Page text entries:
++++++

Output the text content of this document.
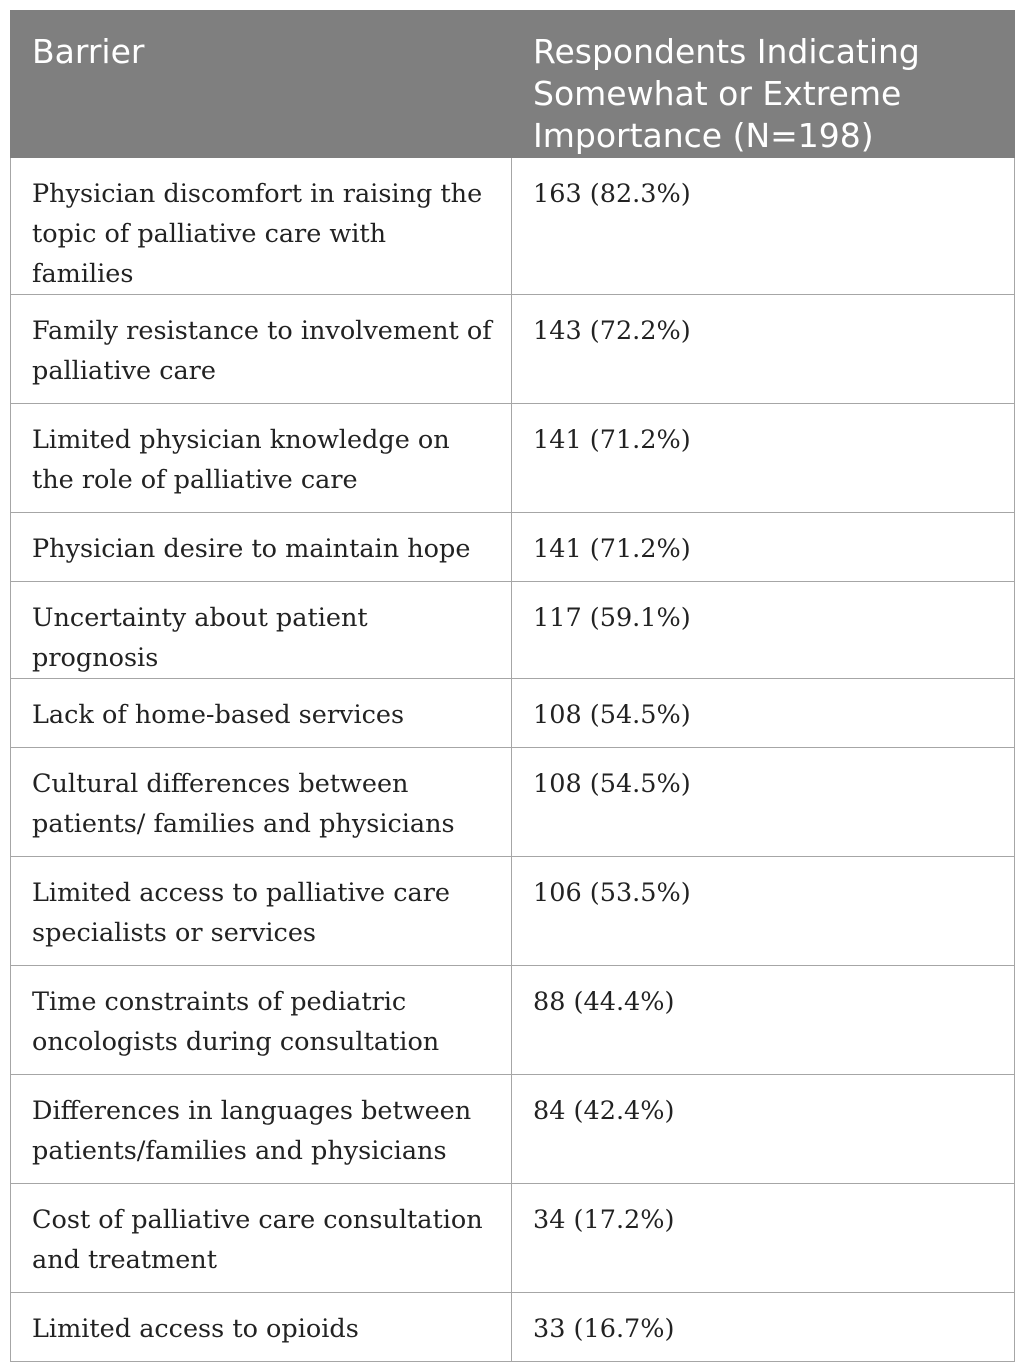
Barrier	Respondents Indicating Somewhat or Extreme Importance (N=198)
Physician discomfort in raising the topic of palliative care with families	163 (82.3%)
Family resistance to involvement of palliative care	143 (72.2%)
Limited physician knowledge on the role of palliative care	141 (71.2%)
Physician desire to maintain hope	141 (71.2%)
Uncertainty about patient prognosis	117 (59.1%)
Lack of home-based services	108 (54.5%)
Cultural differences between patients/ families and physicians	108 (54.5%)
Limited access to palliative care specialists or services	106 (53.5%)
Time constraints of pediatric oncologists during consultation	88 (44.4%)
Differences in languages between patients/families and physicians	84 (42.4%)
Cost of palliative care consultation and treatment	34 (17.2%)
Limited access to opioids	33 (16.7%)
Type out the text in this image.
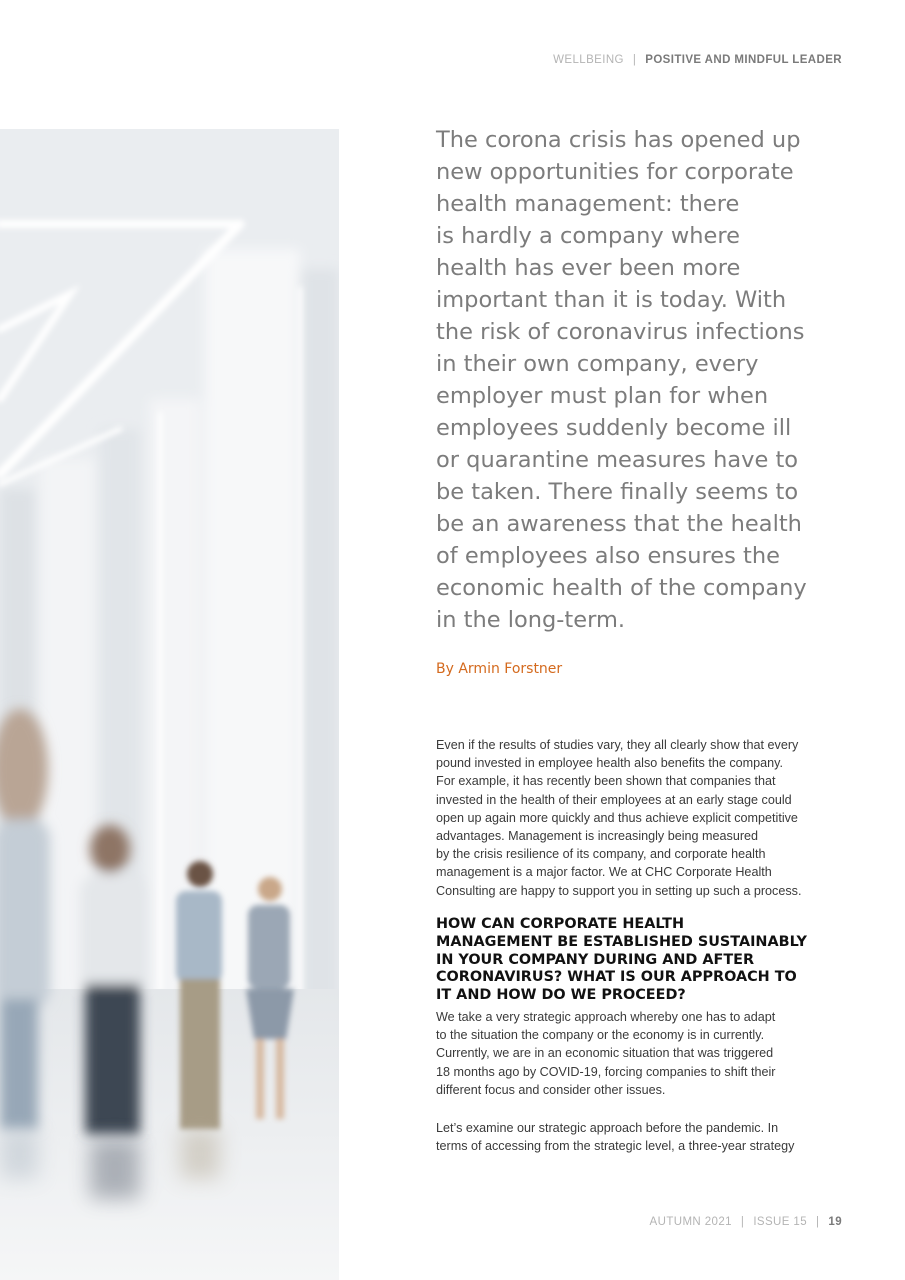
WELLBEING | POSITIVE AND MINDFUL LEADER

The corona crisis has opened up
new opportunities for corporate
health management: there
is hardly a company where
health has ever been more
important than it is today. With
the risk of coronavirus infections
in their own company, every
employer must plan for when
employees suddenly become ill
or quarantine measures have to
be taken. There finally seems to
be an awareness that the health
of employees also ensures the
economic health of the company
in the long-term.

By Armin Forstner

Even if the results of studies vary, they all clearly show that every
pound invested in employee health also benefits the company.
For example, it has recently been shown that companies that
invested in the health of their employees at an early stage could
open up again more quickly and thus achieve explicit competitive
advantages. Management is increasingly being measured
by the crisis resilience of its company, and corporate health
management is a major factor. We at CHC Corporate Health
Consulting are happy to support you in setting up such a process.

HOW CAN CORPORATE HEALTH
MANAGEMENT BE ESTABLISHED SUSTAINABLY
IN YOUR COMPANY DURING AND AFTER
CORONAVIRUS? WHAT IS OUR APPROACH TO
IT AND HOW DO WE PROCEED?

We take a very strategic approach whereby one has to adapt
to the situation the company or the economy is in currently.
Currently, we are in an economic situation that was triggered
18 months ago by COVID-19, forcing companies to shift their
different focus and consider other issues.

Let’s examine our strategic approach before the pandemic. In
terms of accessing from the strategic level, a three-year strategy

AUTUMN 2021 | ISSUE 15 | 19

++++++

- [What needs to be done]: Copy out exactly the lines that begin at the line with "Type out the text in this image." and end at the final line of the entries above. Leave out the pictures.

- [Answer to this task]:
Type out the text in this image.
WELLBEING | POSITIVE AND MINDFUL LEADER

The corona crisis has opened up
new opportunities for corporate
health management: there
is hardly a company where
health has ever been more
important than it is today. With
the risk of coronavirus infections
in their own company, every
employer must plan for when
employees suddenly become ill
or quarantine measures have to
be taken. There finally seems to
be an awareness that the health
of employees also ensures the
economic health of the company
in the long-term.

By Armin Forstner

Even if the results of studies vary, they all clearly show that every
pound invested in employee health also benefits the company.
For example, it has recently been shown that companies that
invested in the health of their employees at an early stage could
open up again more quickly and thus achieve explicit competitive
advantages. Management is increasingly being measured
by the crisis resilience of its company, and corporate health
management is a major factor. We at CHC Corporate Health
Consulting are happy to support you in setting up such a process.

HOW CAN CORPORATE HEALTH
MANAGEMENT BE ESTABLISHED SUSTAINABLY
IN YOUR COMPANY DURING AND AFTER
CORONAVIRUS? WHAT IS OUR APPROACH TO
IT AND HOW DO WE PROCEED?

We take a very strategic approach whereby one has to adapt
to the situation the company or the economy is in currently.
Currently, we are in an economic situation that was triggered
18 months ago by COVID-19, forcing companies to shift their
different focus and consider other issues.

Let’s examine our strategic approach before the pandemic. In
terms of accessing from the strategic level, a three-year strategy

AUTUMN 2021 | ISSUE 15 | 19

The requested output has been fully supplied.